What is needed:
For each line that holds "label", copy the line out.

======== Given records

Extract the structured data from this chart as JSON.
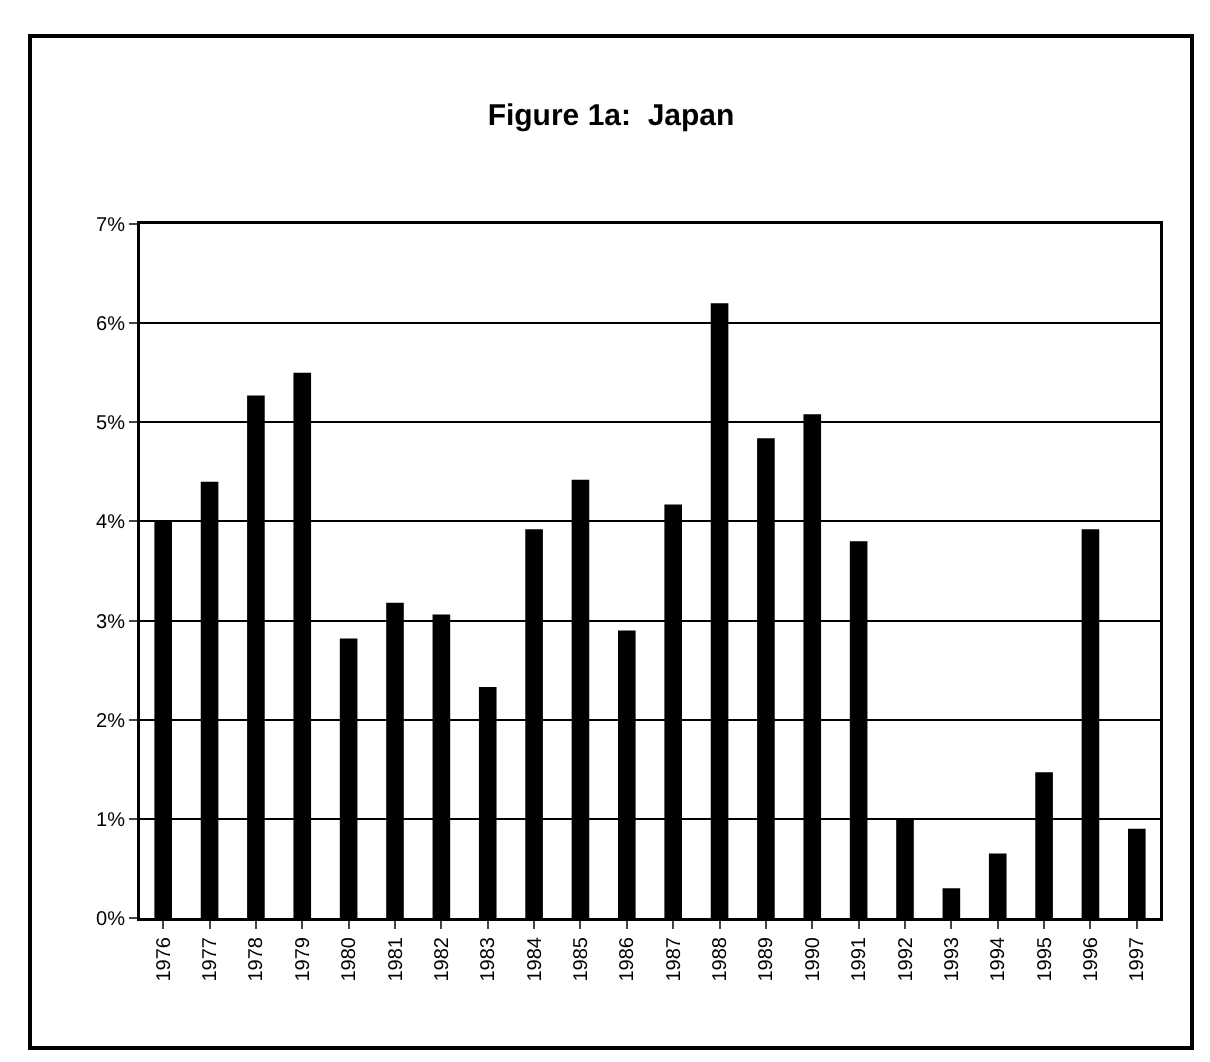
{
  "chart_data": {
    "type": "bar",
    "title": "Figure 1a:  Japan",
    "categories": [
      "1976",
      "1977",
      "1978",
      "1979",
      "1980",
      "1981",
      "1982",
      "1983",
      "1984",
      "1985",
      "1986",
      "1987",
      "1988",
      "1989",
      "1990",
      "1991",
      "1992",
      "1993",
      "1994",
      "1995",
      "1996",
      "1997"
    ],
    "values": [
      4.0,
      4.4,
      5.27,
      5.5,
      2.82,
      3.18,
      3.06,
      2.33,
      3.92,
      4.42,
      2.9,
      4.17,
      6.2,
      4.84,
      5.08,
      3.8,
      1.0,
      0.3,
      0.65,
      1.47,
      3.92,
      0.9
    ],
    "color": "#000000",
    "ylim": [
      0,
      7
    ],
    "yticks": [
      {
        "value": 0,
        "label": "0%"
      },
      {
        "value": 1,
        "label": "1%"
      },
      {
        "value": 2,
        "label": "2%"
      },
      {
        "value": 3,
        "label": "3%"
      },
      {
        "value": 4,
        "label": "4%"
      },
      {
        "value": 5,
        "label": "5%"
      },
      {
        "value": 6,
        "label": "6%"
      },
      {
        "value": 7,
        "label": "7%"
      }
    ],
    "grid": "y"
  }
}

================

Task solution:
        "label": "0%"
        "label": "1%"
        "label": "2%"
        "label": "3%"
        "label": "4%"
        "label": "5%"
        "label": "6%"
        "label": "7%"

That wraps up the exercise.